Dataset entries -
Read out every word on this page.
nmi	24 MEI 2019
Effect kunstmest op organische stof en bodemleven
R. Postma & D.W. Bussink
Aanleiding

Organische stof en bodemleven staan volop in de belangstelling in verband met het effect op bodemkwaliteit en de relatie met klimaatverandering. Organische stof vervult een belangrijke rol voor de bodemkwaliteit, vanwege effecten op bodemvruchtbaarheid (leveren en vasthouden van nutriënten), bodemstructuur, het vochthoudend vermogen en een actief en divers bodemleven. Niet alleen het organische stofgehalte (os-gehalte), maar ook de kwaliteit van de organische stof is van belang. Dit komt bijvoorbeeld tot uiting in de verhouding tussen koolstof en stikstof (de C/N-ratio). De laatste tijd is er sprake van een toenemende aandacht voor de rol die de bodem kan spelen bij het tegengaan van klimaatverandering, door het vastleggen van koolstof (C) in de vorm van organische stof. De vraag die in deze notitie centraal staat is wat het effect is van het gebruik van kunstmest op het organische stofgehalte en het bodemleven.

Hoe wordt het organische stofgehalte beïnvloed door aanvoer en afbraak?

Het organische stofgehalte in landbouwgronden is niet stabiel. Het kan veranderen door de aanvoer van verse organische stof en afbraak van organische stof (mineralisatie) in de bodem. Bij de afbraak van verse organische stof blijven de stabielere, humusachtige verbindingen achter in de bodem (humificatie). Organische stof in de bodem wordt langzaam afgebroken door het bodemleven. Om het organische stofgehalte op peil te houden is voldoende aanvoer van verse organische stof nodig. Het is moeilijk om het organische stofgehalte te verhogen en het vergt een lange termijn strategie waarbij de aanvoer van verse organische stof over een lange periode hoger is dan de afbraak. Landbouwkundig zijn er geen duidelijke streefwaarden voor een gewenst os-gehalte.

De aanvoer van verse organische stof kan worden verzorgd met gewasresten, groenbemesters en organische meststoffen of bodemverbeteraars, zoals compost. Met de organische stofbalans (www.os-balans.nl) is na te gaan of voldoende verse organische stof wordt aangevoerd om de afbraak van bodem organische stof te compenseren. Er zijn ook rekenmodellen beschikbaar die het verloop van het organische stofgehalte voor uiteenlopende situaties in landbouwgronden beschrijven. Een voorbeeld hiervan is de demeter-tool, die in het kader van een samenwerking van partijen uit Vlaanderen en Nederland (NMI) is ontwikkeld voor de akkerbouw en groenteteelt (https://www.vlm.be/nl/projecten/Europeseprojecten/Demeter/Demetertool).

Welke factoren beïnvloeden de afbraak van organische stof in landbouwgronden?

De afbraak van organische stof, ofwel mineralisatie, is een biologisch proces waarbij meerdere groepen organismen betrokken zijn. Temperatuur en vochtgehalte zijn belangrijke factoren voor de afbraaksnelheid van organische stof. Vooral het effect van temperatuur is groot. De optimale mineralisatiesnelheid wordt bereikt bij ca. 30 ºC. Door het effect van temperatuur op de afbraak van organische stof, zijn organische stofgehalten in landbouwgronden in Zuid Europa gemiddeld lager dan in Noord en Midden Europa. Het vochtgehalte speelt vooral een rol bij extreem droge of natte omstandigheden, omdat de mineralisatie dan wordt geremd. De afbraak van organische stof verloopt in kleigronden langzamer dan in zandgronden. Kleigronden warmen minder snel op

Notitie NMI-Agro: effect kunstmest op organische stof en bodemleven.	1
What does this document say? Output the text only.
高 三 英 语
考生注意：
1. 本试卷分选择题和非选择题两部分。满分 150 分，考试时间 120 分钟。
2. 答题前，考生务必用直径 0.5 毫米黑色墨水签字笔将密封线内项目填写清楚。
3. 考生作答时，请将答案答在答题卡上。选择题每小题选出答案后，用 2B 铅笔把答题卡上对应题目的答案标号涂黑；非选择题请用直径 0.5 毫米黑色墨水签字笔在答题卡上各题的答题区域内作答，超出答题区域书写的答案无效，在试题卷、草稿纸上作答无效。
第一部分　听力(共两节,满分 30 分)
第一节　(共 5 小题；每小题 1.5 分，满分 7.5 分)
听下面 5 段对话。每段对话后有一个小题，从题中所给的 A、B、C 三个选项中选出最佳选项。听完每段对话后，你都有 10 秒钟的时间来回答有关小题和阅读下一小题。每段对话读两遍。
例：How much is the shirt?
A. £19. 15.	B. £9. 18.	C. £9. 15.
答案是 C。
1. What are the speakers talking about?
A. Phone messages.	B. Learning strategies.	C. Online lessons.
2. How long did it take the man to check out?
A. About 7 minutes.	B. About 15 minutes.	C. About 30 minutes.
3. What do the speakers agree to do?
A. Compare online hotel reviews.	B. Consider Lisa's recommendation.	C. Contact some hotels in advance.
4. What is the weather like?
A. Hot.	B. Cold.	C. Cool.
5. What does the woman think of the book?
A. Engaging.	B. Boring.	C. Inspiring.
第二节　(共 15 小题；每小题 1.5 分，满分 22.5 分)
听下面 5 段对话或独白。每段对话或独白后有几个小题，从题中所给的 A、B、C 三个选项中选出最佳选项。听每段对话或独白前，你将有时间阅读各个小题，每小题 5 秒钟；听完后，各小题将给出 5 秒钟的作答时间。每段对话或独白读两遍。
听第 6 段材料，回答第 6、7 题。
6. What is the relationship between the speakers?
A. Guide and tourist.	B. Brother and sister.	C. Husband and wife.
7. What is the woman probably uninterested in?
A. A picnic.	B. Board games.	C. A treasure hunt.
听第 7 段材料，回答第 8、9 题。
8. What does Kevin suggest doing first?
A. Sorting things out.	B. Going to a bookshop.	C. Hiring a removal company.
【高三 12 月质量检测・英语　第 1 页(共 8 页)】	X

The problem - Copy every line in the records above that contains the word "三个选项中选出最佳选项".

Completed task -
听下面 5 段对话。每段对话后有一个小题，从题中所给的 A、B、C 三个选项中选出最佳选项。听完每段对话后，你都有 10 秒钟的时间来回答有关小题和阅读下一小题。每段对话读两遍。
听下面 5 段对话或独白。每段对话或独白后有几个小题，从题中所给的 A、B、C 三个选项中选出最佳选项。听每段对话或独白前，你将有时间阅读各个小题，每小题 5 秒钟；听完后，各小题将给出 5 秒钟的作答时间。每段对话或独白读两遍。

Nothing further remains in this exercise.